* [SHORT PROBLEM]
The entries below should be quoted exactly, with no pictures carried over.

_ _ _

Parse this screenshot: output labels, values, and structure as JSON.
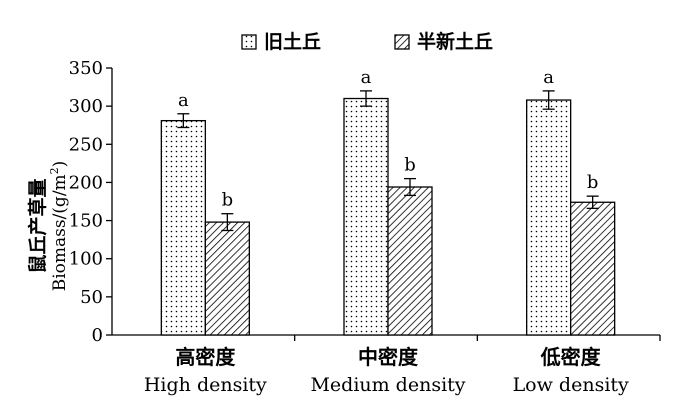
{
  "chart_data": {
    "type": "bar",
    "ylabel_cn": "鼠丘产草量",
    "ylabel_en": "Biomass/(g/m",
    "ylabel_sup": "2",
    "ylabel_close": ")",
    "ylim": [
      0,
      350
    ],
    "yticks": [
      0,
      50,
      100,
      150,
      200,
      250,
      300,
      350
    ],
    "grid": false,
    "legend_position": "top-center",
    "categories": [
      {
        "cn": "高密度",
        "en": "High density"
      },
      {
        "cn": "中密度",
        "en": "Medium density"
      },
      {
        "cn": "低密度",
        "en": "Low density"
      }
    ],
    "series": [
      {
        "name": "旧土丘",
        "pattern": "dots",
        "values": [
          281,
          310,
          308
        ],
        "errors": [
          9,
          10,
          12
        ],
        "labels": [
          "a",
          "a",
          "a"
        ]
      },
      {
        "name": "半新土丘",
        "pattern": "hatch",
        "values": [
          148,
          194,
          174
        ],
        "errors": [
          11,
          11,
          8
        ],
        "labels": [
          "b",
          "b",
          "b"
        ]
      }
    ]
  }
}
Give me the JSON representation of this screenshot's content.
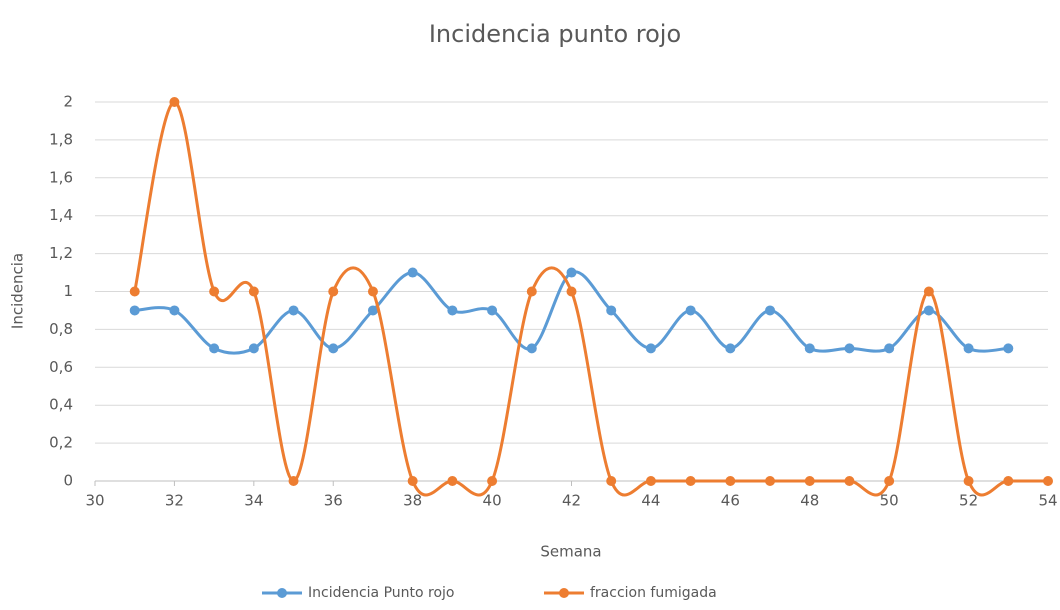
{
  "chart_data": {
    "type": "scatter",
    "title": "Incidencia punto rojo",
    "xlabel": "Semana",
    "ylabel": "Incidencia",
    "xlim": [
      30,
      54
    ],
    "xticks": [
      30,
      32,
      34,
      36,
      38,
      40,
      42,
      44,
      46,
      48,
      50,
      52,
      54
    ],
    "ylim": [
      0,
      2
    ],
    "yticks": [
      0,
      {
        "value": 0.2,
        "label": "0,2"
      },
      {
        "value": 0.4,
        "label": "0,4"
      },
      {
        "value": 0.6,
        "label": "0,6"
      },
      {
        "value": 0.8,
        "label": "0,8"
      },
      1,
      {
        "value": 1.2,
        "label": "1,2"
      },
      {
        "value": 1.4,
        "label": "1,4"
      },
      {
        "value": 1.6,
        "label": "1,6"
      },
      {
        "value": 1.8,
        "label": "1,8"
      },
      2
    ],
    "grid": true,
    "smooth": true,
    "legend": "bottom",
    "series": [
      {
        "name": "Incidencia Punto rojo",
        "color": "#5b9bd5",
        "x": [
          31,
          32,
          33,
          34,
          35,
          36,
          37,
          38,
          39,
          40,
          41,
          42,
          43,
          44,
          45,
          46,
          47,
          48,
          49,
          50,
          51,
          52,
          53
        ],
        "values": [
          0.9,
          0.9,
          0.7,
          0.7,
          0.9,
          0.7,
          0.9,
          1.1,
          0.9,
          0.9,
          0.7,
          1.1,
          0.9,
          0.7,
          0.9,
          0.7,
          0.9,
          0.7,
          0.7,
          0.7,
          0.9,
          0.7,
          0.7
        ]
      },
      {
        "name": "fraccion fumigada",
        "color": "#ed7d31",
        "x": [
          31,
          32,
          33,
          34,
          35,
          36,
          37,
          38,
          39,
          40,
          41,
          42,
          43,
          44,
          45,
          46,
          47,
          48,
          49,
          50,
          51,
          52,
          53,
          54
        ],
        "values": [
          1,
          2,
          1,
          1,
          0,
          1,
          1,
          0,
          0,
          0,
          1,
          1,
          0,
          0,
          0,
          0,
          0,
          0,
          0,
          0,
          1,
          0,
          0,
          0
        ]
      }
    ]
  }
}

_ _ _

* [EXERCISE RESPONSE]
Parse this screenshot: output labels, values, and structure as JSON.
{
  "chart_data": {
    "type": "bar",
    "ylabel_cn": "鼠丘产草量",
    "ylabel_en": "Biomass/(g/m",
    "ylabel_sup": "2",
    "ylabel_close": ")",
    "ylim": [
      0,
      350
    ],
    "yticks": [
      0,
      50,
      100,
      150,
      200,
      250,
      300,
      350
    ],
    "grid": false,
    "legend_position": "top-center",
    "categories": [
      {
        "cn": "高密度",
        "en": "High density"
      },
      {
        "cn": "中密度",
        "en": "Medium density"
      },
      {
        "cn": "低密度",
        "en": "Low density"
      }
    ],
    "series": [
      {
        "name": "旧土丘",
        "pattern": "dots",
        "values": [
          281,
          310,
          308
        ],
        "errors": [
          9,
          10,
          12
        ],
        "labels": [
          "a",
          "a",
          "a"
        ]
      },
      {
        "name": "半新土丘",
        "pattern": "hatch",
        "values": [
          148,
          194,
          174
        ],
        "errors": [
          11,
          11,
          8
        ],
        "labels": [
          "b",
          "b",
          "b"
        ]
      }
    ]
  }
}
Give me the JSON representation of this screenshot's content.
{
  "chart_data": {
    "type": "scatter",
    "title": "Incidencia punto rojo",
    "xlabel": "Semana",
    "ylabel": "Incidencia",
    "xlim": [
      30,
      54
    ],
    "xticks": [
      30,
      32,
      34,
      36,
      38,
      40,
      42,
      44,
      46,
      48,
      50,
      52,
      54
    ],
    "ylim": [
      0,
      2
    ],
    "yticks": [
      0,
      {
        "value": 0.2,
        "label": "0,2"
      },
      {
        "value": 0.4,
        "label": "0,4"
      },
      {
        "value": 0.6,
        "label": "0,6"
      },
      {
        "value": 0.8,
        "label": "0,8"
      },
      1,
      {
        "value": 1.2,
        "label": "1,2"
      },
      {
        "value": 1.4,
        "label": "1,4"
      },
      {
        "value": 1.6,
        "label": "1,6"
      },
      {
        "value": 1.8,
        "label": "1,8"
      },
      2
    ],
    "grid": true,
    "smooth": true,
    "legend": "bottom",
    "series": [
      {
        "name": "Incidencia Punto rojo",
        "color": "#5b9bd5",
        "x": [
          31,
          32,
          33,
          34,
          35,
          36,
          37,
          38,
          39,
          40,
          41,
          42,
          43,
          44,
          45,
          46,
          47,
          48,
          49,
          50,
          51,
          52,
          53
        ],
        "values": [
          0.9,
          0.9,
          0.7,
          0.7,
          0.9,
          0.7,
          0.9,
          1.1,
          0.9,
          0.9,
          0.7,
          1.1,
          0.9,
          0.7,
          0.9,
          0.7,
          0.9,
          0.7,
          0.7,
          0.7,
          0.9,
          0.7,
          0.7
        ]
      },
      {
        "name": "fraccion fumigada",
        "color": "#ed7d31",
        "x": [
          31,
          32,
          33,
          34,
          35,
          36,
          37,
          38,
          39,
          40,
          41,
          42,
          43,
          44,
          45,
          46,
          47,
          48,
          49,
          50,
          51,
          52,
          53,
          54
        ],
        "values": [
          1,
          2,
          1,
          1,
          0,
          1,
          1,
          0,
          0,
          0,
          1,
          1,
          0,
          0,
          0,
          0,
          0,
          0,
          0,
          0,
          1,
          0,
          0,
          0
        ]
      }
    ]
  }
}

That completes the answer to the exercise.